**WHAT THE TASK ASKS**
The data below should be printed in full, exactly, and without any of its images.

**INPUT ROWS**
⟨
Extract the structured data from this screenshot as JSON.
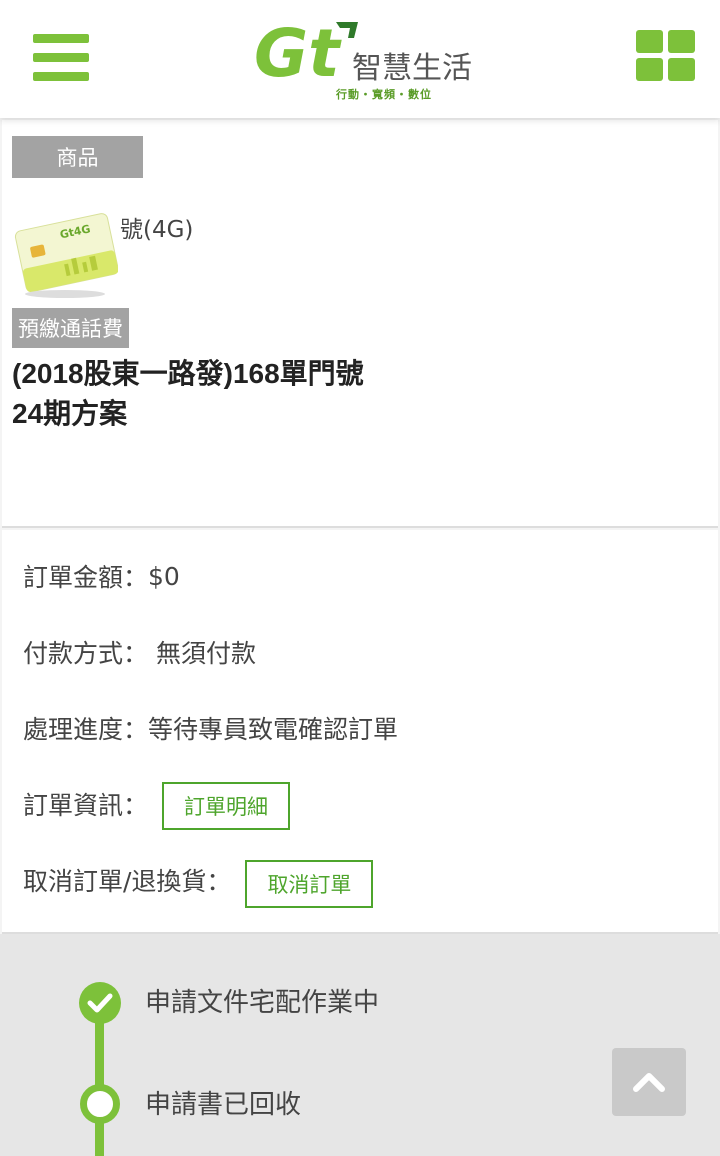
{
  "header": {
    "logo_mark": "Gt",
    "logo_text": "智慧生活",
    "tagline": "行動・寬頻・數位"
  },
  "product": {
    "tag": "商品",
    "title_short": "號(4G)",
    "sim_label": "Gt4G",
    "category_tag": "預繳通話費",
    "plan_line1": "(2018股東一路發)168單門號",
    "plan_line2": "24期方案"
  },
  "order": {
    "amount_label": "訂單金額：",
    "amount_value": "$0",
    "payment_label": "付款方式：",
    "payment_value": "無須付款",
    "progress_label": "處理進度：",
    "progress_value": "等待專員致電確認訂單",
    "info_label": "訂單資訊：",
    "detail_button": "訂單明細",
    "cancel_label": "取消訂單/退換貨：",
    "cancel_button": "取消訂單"
  },
  "timeline": {
    "steps": [
      {
        "label": "申請文件宅配作業中",
        "status": "done"
      },
      {
        "label": "申請書已回收",
        "status": "pending"
      }
    ]
  },
  "colors": {
    "accent": "#7dc13a",
    "button_green": "#4ea52c",
    "tag_gray": "#a3a3a3"
  }
}
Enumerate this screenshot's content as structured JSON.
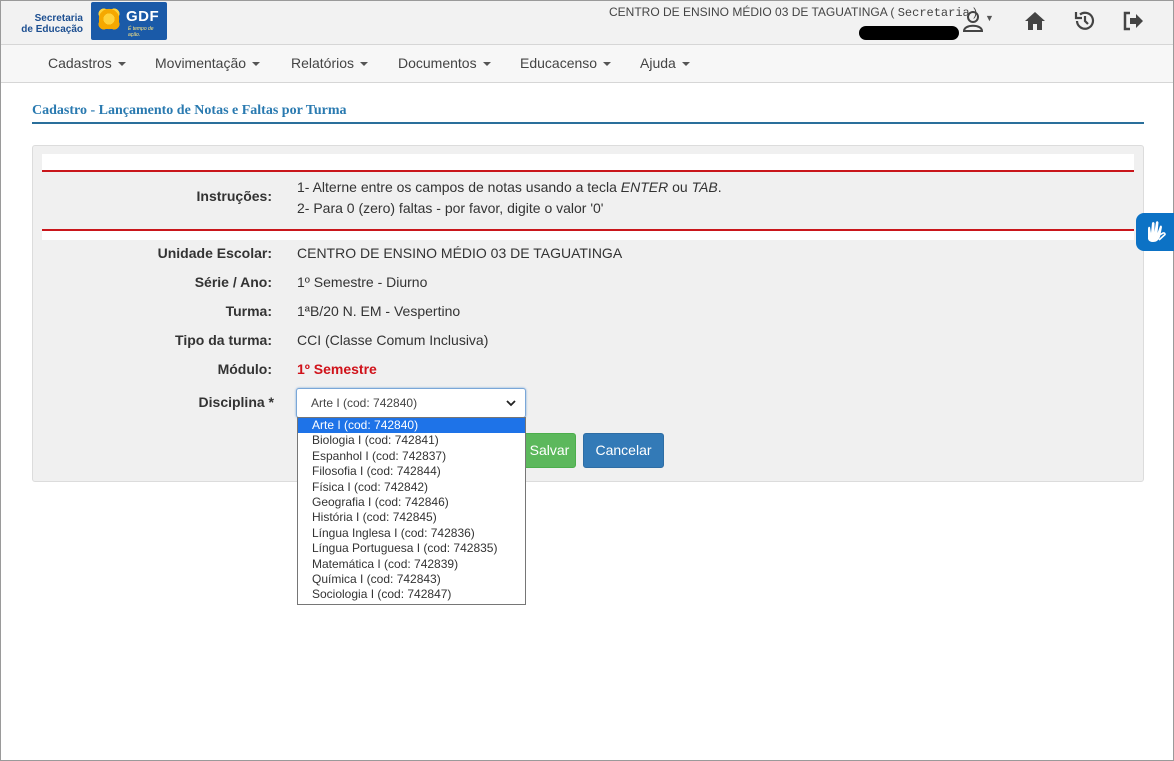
{
  "header": {
    "logo_secretaria": [
      "Secretaria",
      "de Educação"
    ],
    "logo_gdf": "GDF",
    "logo_gdf_tagline": "É tempo de ação.",
    "school": "CENTRO DE ENSINO MÉDIO 03 DE TAGUATINGA",
    "role_open": " ( ",
    "role": "Secretaria",
    "role_close": " )",
    "icons": [
      "user-icon",
      "home-icon",
      "history-icon",
      "exit-icon"
    ]
  },
  "nav": {
    "items": [
      "Cadastros",
      "Movimentação",
      "Relatórios",
      "Documentos",
      "Educacenso",
      "Ajuda"
    ]
  },
  "page": {
    "title": "Cadastro - Lançamento de Notas e Faltas por Turma"
  },
  "form": {
    "instr_label": "Instruções:",
    "instr_1_pre": "1- Alterne entre os campos de notas usando a tecla ",
    "instr_1_enter": "ENTER",
    "instr_1_mid": " ou ",
    "instr_1_tab": "TAB",
    "instr_1_end": ".",
    "instr_2": "2- Para 0 (zero) faltas - por favor, digite o valor '0'",
    "unidade_label": "Unidade Escolar:",
    "unidade_value": "CENTRO DE ENSINO MÉDIO 03 DE TAGUATINGA",
    "serie_label": "Série / Ano:",
    "serie_value": "1º Semestre - Diurno",
    "turma_label": "Turma:",
    "turma_value": "1ªB/20 N. EM - Vespertino",
    "tipo_label": "Tipo da turma:",
    "tipo_value": "CCI (Classe Comum Inclusiva)",
    "modulo_label": "Módulo:",
    "modulo_value": "1º Semestre",
    "disciplina_label": "Disciplina *",
    "disciplina_selected": "Arte I (cod: 742840)",
    "disciplina_options": [
      "Arte I (cod: 742840)",
      "Biologia I (cod: 742841)",
      "Espanhol I (cod: 742837)",
      "Filosofia I (cod: 742844)",
      "Física I (cod: 742842)",
      "Geografia I (cod: 742846)",
      "História I (cod: 742845)",
      "Língua Inglesa I (cod: 742836)",
      "Língua Portuguesa I (cod: 742835)",
      "Matemática I (cod: 742839)",
      "Química I (cod: 742843)",
      "Sociologia I (cod: 742847)"
    ],
    "save_label": "Salvar",
    "cancel_label": "Cancelar"
  },
  "colors": {
    "accent_blue": "#2a7ab0",
    "danger_red": "#c9161b",
    "save_green": "#5cb85c",
    "cancel_blue": "#337ab7",
    "selected_option": "#1e73e8"
  },
  "accessibility": {
    "icon": "sign-language-icon"
  }
}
⟩
**FINAL RESULT**
Extract the structured data from this screenshot as JSON.
{
  "header": {
    "logo_mark": "Gt",
    "logo_text": "智慧生活",
    "tagline": "行動・寬頻・數位"
  },
  "product": {
    "tag": "商品",
    "title_short": "號(4G)",
    "sim_label": "Gt4G",
    "category_tag": "預繳通話費",
    "plan_line1": "(2018股東一路發)168單門號",
    "plan_line2": "24期方案"
  },
  "order": {
    "amount_label": "訂單金額：",
    "amount_value": "$0",
    "payment_label": "付款方式：",
    "payment_value": "無須付款",
    "progress_label": "處理進度：",
    "progress_value": "等待專員致電確認訂單",
    "info_label": "訂單資訊：",
    "detail_button": "訂單明細",
    "cancel_label": "取消訂單/退換貨：",
    "cancel_button": "取消訂單"
  },
  "timeline": {
    "steps": [
      {
        "label": "申請文件宅配作業中",
        "status": "done"
      },
      {
        "label": "申請書已回收",
        "status": "pending"
      }
    ]
  },
  "colors": {
    "accent": "#7dc13a",
    "button_green": "#4ea52c",
    "tag_gray": "#a3a3a3"
  }
}
Enumerate this screenshot's content as structured JSON.
{
  "header": {
    "logo_secretaria": [
      "Secretaria",
      "de Educação"
    ],
    "logo_gdf": "GDF",
    "logo_gdf_tagline": "É tempo de ação.",
    "school": "CENTRO DE ENSINO MÉDIO 03 DE TAGUATINGA",
    "role_open": " ( ",
    "role": "Secretaria",
    "role_close": " )",
    "icons": [
      "user-icon",
      "home-icon",
      "history-icon",
      "exit-icon"
    ]
  },
  "nav": {
    "items": [
      "Cadastros",
      "Movimentação",
      "Relatórios",
      "Documentos",
      "Educacenso",
      "Ajuda"
    ]
  },
  "page": {
    "title": "Cadastro - Lançamento de Notas e Faltas por Turma"
  },
  "form": {
    "instr_label": "Instruções:",
    "instr_1_pre": "1- Alterne entre os campos de notas usando a tecla ",
    "instr_1_enter": "ENTER",
    "instr_1_mid": " ou ",
    "instr_1_tab": "TAB",
    "instr_1_end": ".",
    "instr_2": "2- Para 0 (zero) faltas - por favor, digite o valor '0'",
    "unidade_label": "Unidade Escolar:",
    "unidade_value": "CENTRO DE ENSINO MÉDIO 03 DE TAGUATINGA",
    "serie_label": "Série / Ano:",
    "serie_value": "1º Semestre - Diurno",
    "turma_label": "Turma:",
    "turma_value": "1ªB/20 N. EM - Vespertino",
    "tipo_label": "Tipo da turma:",
    "tipo_value": "CCI (Classe Comum Inclusiva)",
    "modulo_label": "Módulo:",
    "modulo_value": "1º Semestre",
    "disciplina_label": "Disciplina *",
    "disciplina_selected": "Arte I (cod: 742840)",
    "disciplina_options": [
      "Arte I (cod: 742840)",
      "Biologia I (cod: 742841)",
      "Espanhol I (cod: 742837)",
      "Filosofia I (cod: 742844)",
      "Física I (cod: 742842)",
      "Geografia I (cod: 742846)",
      "História I (cod: 742845)",
      "Língua Inglesa I (cod: 742836)",
      "Língua Portuguesa I (cod: 742835)",
      "Matemática I (cod: 742839)",
      "Química I (cod: 742843)",
      "Sociologia I (cod: 742847)"
    ],
    "save_label": "Salvar",
    "cancel_label": "Cancelar"
  },
  "colors": {
    "accent_blue": "#2a7ab0",
    "danger_red": "#c9161b",
    "save_green": "#5cb85c",
    "cancel_blue": "#337ab7",
    "selected_option": "#1e73e8"
  },
  "accessibility": {
    "icon": "sign-language-icon"
  }
}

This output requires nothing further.